**OBJECTIVE:** Which lines hold the string "видіѫ"? Copy every one of them.

**DATA FOR THIS TASK:**
-- Start --
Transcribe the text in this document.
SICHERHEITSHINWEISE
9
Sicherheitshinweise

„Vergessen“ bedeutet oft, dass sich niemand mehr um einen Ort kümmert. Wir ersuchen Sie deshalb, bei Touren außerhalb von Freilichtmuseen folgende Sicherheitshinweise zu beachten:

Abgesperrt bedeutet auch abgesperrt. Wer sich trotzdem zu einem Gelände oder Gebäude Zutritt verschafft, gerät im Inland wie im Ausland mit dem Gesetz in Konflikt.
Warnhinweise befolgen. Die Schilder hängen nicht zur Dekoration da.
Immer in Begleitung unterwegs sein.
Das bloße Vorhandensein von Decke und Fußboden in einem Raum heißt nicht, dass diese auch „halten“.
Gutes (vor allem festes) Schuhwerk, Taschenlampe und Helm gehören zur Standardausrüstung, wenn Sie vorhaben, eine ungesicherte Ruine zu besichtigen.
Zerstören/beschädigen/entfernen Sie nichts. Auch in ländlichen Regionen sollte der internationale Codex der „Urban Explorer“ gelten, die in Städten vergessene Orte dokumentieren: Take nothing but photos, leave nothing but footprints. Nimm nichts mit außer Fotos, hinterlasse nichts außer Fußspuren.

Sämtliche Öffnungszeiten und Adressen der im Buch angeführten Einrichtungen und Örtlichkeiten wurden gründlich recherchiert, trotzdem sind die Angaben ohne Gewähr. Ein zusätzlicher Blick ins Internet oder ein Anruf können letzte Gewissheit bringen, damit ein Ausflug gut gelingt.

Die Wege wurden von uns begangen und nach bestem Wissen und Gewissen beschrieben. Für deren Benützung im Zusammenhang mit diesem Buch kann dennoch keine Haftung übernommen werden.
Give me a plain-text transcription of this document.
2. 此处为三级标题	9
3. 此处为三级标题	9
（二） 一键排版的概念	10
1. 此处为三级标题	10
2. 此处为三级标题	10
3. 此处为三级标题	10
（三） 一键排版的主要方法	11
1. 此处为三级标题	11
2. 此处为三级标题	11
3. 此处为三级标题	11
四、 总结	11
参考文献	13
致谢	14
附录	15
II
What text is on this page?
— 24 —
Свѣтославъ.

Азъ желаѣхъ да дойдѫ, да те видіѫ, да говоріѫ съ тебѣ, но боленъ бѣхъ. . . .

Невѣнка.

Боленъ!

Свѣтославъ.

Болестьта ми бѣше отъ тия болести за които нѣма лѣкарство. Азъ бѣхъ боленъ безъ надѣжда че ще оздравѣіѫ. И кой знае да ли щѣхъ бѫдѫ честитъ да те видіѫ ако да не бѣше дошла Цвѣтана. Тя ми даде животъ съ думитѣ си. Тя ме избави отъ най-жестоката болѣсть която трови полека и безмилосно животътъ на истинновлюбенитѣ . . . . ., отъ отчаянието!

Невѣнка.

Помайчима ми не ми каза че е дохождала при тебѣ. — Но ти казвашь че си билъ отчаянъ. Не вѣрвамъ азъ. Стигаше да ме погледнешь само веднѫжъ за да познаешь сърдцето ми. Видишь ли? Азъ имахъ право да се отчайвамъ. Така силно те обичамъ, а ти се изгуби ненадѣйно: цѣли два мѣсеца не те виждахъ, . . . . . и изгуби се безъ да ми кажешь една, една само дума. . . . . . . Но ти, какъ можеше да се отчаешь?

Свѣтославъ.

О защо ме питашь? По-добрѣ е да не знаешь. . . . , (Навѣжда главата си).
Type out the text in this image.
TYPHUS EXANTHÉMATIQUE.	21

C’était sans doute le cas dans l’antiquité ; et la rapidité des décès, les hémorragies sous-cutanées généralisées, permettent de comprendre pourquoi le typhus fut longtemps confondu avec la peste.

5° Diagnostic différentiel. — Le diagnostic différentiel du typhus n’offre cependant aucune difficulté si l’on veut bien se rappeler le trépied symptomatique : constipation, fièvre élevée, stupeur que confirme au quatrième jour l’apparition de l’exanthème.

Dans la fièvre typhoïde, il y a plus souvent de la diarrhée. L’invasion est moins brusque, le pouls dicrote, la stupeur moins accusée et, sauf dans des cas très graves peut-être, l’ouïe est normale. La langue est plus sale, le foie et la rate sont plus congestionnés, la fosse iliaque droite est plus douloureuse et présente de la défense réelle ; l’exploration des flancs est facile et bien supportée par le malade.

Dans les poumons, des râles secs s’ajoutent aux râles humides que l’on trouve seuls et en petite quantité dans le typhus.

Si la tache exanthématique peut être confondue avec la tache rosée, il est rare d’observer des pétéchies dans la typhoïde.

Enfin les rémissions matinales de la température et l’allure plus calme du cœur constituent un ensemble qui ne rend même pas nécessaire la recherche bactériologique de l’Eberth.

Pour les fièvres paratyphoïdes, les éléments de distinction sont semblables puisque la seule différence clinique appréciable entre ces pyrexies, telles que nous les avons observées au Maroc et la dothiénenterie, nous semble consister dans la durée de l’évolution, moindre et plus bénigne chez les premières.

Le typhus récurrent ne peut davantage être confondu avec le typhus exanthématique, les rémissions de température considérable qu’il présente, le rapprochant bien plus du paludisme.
-- End --
**SOLUTION FOR THIS PROBLEM:**
Азъ желаѣхъ да дойдѫ, да те видіѫ, да говоріѫ съ тебѣ, но боленъ бѣхъ. . . .
Болестьта ми бѣше отъ тия болести за които нѣма лѣкарство. Азъ бѣхъ боленъ безъ надѣжда че ще оздравѣіѫ. И кой знае да ли щѣхъ бѫдѫ честитъ да те видіѫ ако да не бѣше дошла Цвѣтана. Тя ми даде животъ съ думитѣ си. Тя ме избави отъ най-жестоката болѣсть която трови полека и безмилосно животътъ на истинновлюбенитѣ . . . . ., отъ отчаянието!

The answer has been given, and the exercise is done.